• Exercise aim:
Gather all lines in the entries that include the word "PRG进".

(Stored entries)

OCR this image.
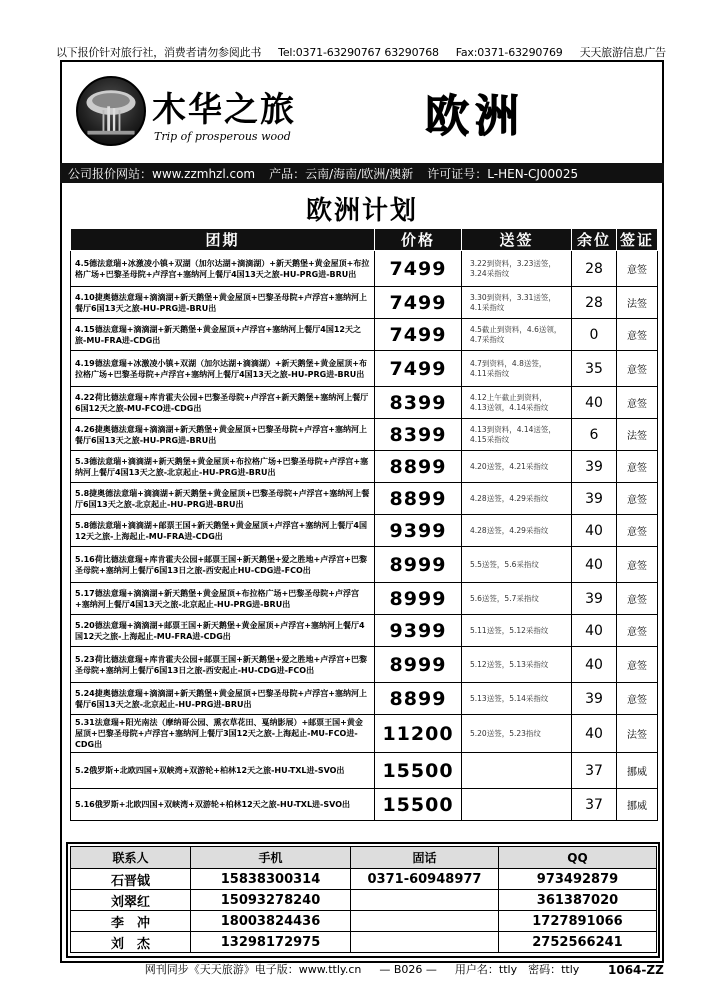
以下报价针对旅行社，消费者请勿参阅此书 Tel:0371-63290767 63290768 Fax:0371-63290769 天天旅游信息广告
木华之旅
Trip of prosperous wood	欧洲
公司报价网站：www.zzmhzl.com 产品：云南/海南/欧洲/澳新 许可证号：L-HEN-CJ00025
欧洲计划
团期	价格	送签	余位	签证
4.5德法意瑞+冰激凌小镇+双湖（加尔达湖+滴滴湖）+新天鹅堡+黄金屋顶+布拉格广场+巴黎圣母院+卢浮宫+塞纳河上餐厅4国13天之旅-HU-PRG进-BRU出	7499	3.22到资料，3.23送签，3.24采指纹	28	意签
4.10捷奥德法意瑞+滴滴湖+新天鹅堡+黄金屋顶+巴黎圣母院+卢浮宫+塞纳河上餐厅6国13天之旅-HU-PRG进-BRU出	7499	3.30到资料，3.31送签，4.1采指纹	28	法签
4.15德法意瑞+滴滴湖+新天鹅堡+黄金屋顶+卢浮宫+塞纳河上餐厅4国12天之旅-MU-FRA进-CDG出	7499	4.5截止到资料，4.6送领，4.7采指纹	0	意签
4.19德法意瑞+冰激凌小镇+双湖（加尔达湖+滴滴湖）+新天鹅堡+黄金屋顶+布拉格广场+巴黎圣母院+卢浮宫+塞纳河上餐厅4国13天之旅-HU-PRG进-BRU出	7499	4.7到资料，4.8送签，4.11采指纹	35	意签
4.22荷比德法意瑞+库肯霍夫公园+巴黎圣母院+卢浮宫+新天鹅堡+塞纳河上餐厅6国12天之旅-MU-FCO进-CDG出	8399	4.12上午截止到资料，4.13送领，4.14采指纹	40	意签
4.26捷奥德法意瑞+滴滴湖+新天鹅堡+黄金屋顶+巴黎圣母院+卢浮宫+塞纳河上餐厅6国13天之旅-HU-PRG进-BRU出	8399	4.13到资料，4.14送签，4.15采指纹	6	法签
5.3德法意瑞+滴滴湖+新天鹅堡+黄金屋顶+布拉格广场+巴黎圣母院+卢浮宫+塞纳河上餐厅4国13天之旅-北京起止-HU-PRG进-BRU出	8899	4.20送签，4.21采指纹	39	意签
5.8捷奥德法意瑞+滴滴湖+新天鹅堡+黄金屋顶+巴黎圣母院+卢浮宫+塞纳河上餐厅6国13天之旅-北京起止-HU-PRG进-BRU出	8899	4.28送签，4.29采指纹	39	意签
5.8德法意瑞+滴滴湖+邮票王国+新天鹅堡+黄金屋顶+卢浮宫+塞纳河上餐厅4国12天之旅-上海起止-MU-FRA进-CDG出	9399	4.28送签，4.29采指纹	40	意签
5.16荷比德法意瑞+库肯霍夫公园+邮票王国+新天鹅堡+爱之胜地+卢浮宫+巴黎圣母院+塞纳河上餐厅6国13日之旅-西安起止HU-CDG进-FCO出	8999	5.5送签，5.6采指纹	40	意签
5.17德法意瑞+滴滴湖+新天鹅堡+黄金屋顶+布拉格广场+巴黎圣母院+卢浮宫+塞纳河上餐厅4国13天之旅-北京起止-HU-PRG进-BRU出	8999	5.6送签，5.7采指纹	39	意签
5.20德法意瑞+滴滴湖+邮票王国+新天鹅堡+黄金屋顶+卢浮宫+塞纳河上餐厅4国12天之旅-上海起止-MU-FRA进-CDG出	9399	5.11送签，5.12采指纹	40	意签
5.23荷比德法意瑞+库肯霍夫公园+邮票王国+新天鹅堡+爱之胜地+卢浮宫+巴黎圣母院+塞纳河上餐厅6国13日之旅-西安起止-HU-CDG进-FCO出	8999	5.12送签，5.13采指纹	40	意签
5.24捷奥德法意瑞+滴滴湖+新天鹅堡+黄金屋顶+巴黎圣母院+卢浮宫+塞纳河上餐厅6国13天之旅-北京起止-HU-PRG进-BRU出	8899	5.13送签，5.14采指纹	39	意签
5.31法意瑞+阳光南法（摩纳哥公园、熏衣草花田、戛纳影展）+邮票王国+黄金屋顶+巴黎圣母院+卢浮宫+塞纳河上餐厅3国12天之旅-上海起止-MU-FCO进-CDG出	11200	5.20送签，5.23指纹	40	法签
5.2俄罗斯+北欧四国+双峡湾+双游轮+柏林12天之旅-HU-TXL进-SVO出	15500		37	挪威
5.16俄罗斯+北欧四国+双峡湾+双游轮+柏林12天之旅-HU-TXL进-SVO出	15500		37	挪威
联系人	手机	固话	QQ
石晋钺	15838300314	0371-60948977	973492879
刘翠红	15093278240		361387020
李　冲	18003824436		1727891066
刘　杰	13298172975		2752566241
网刊同步《天天旅游》电子版：www.ttly.cn — B026 — 用户名：ttly　密码：ttly 1064-ZZ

• Exercise answer:
4.5德法意瑞+冰激凌小镇+双湖（加尔达湖+滴滴湖）+新天鹅堡+黄金屋顶+布拉格广场+巴黎圣母院+卢浮宫+塞纳河上餐厅4国13天之旅-HU-PRG进-BRU出	7499	3.22到资料，3.23送签，3.24采指纹	28	意签
4.10捷奥德法意瑞+滴滴湖+新天鹅堡+黄金屋顶+巴黎圣母院+卢浮宫+塞纳河上餐厅6国13天之旅-HU-PRG进-BRU出	7499	3.30到资料，3.31送签，4.1采指纹	28	法签
4.19德法意瑞+冰激凌小镇+双湖（加尔达湖+滴滴湖）+新天鹅堡+黄金屋顶+布拉格广场+巴黎圣母院+卢浮宫+塞纳河上餐厅4国13天之旅-HU-PRG进-BRU出	7499	4.7到资料，4.8送签，4.11采指纹	35	意签
4.26捷奥德法意瑞+滴滴湖+新天鹅堡+黄金屋顶+巴黎圣母院+卢浮宫+塞纳河上餐厅6国13天之旅-HU-PRG进-BRU出	8399	4.13到资料，4.14送签，4.15采指纹	6	法签
5.3德法意瑞+滴滴湖+新天鹅堡+黄金屋顶+布拉格广场+巴黎圣母院+卢浮宫+塞纳河上餐厅4国13天之旅-北京起止-HU-PRG进-BRU出	8899	4.20送签，4.21采指纹	39	意签
5.8捷奥德法意瑞+滴滴湖+新天鹅堡+黄金屋顶+巴黎圣母院+卢浮宫+塞纳河上餐厅6国13天之旅-北京起止-HU-PRG进-BRU出	8899	4.28送签，4.29采指纹	39	意签
5.17德法意瑞+滴滴湖+新天鹅堡+黄金屋顶+布拉格广场+巴黎圣母院+卢浮宫+塞纳河上餐厅4国13天之旅-北京起止-HU-PRG进-BRU出	8999	5.6送签，5.7采指纹	39	意签
5.24捷奥德法意瑞+滴滴湖+新天鹅堡+黄金屋顶+巴黎圣母院+卢浮宫+塞纳河上餐厅6国13天之旅-北京起止-HU-PRG进-BRU出	8899	5.13送签，5.14采指纹	39	意签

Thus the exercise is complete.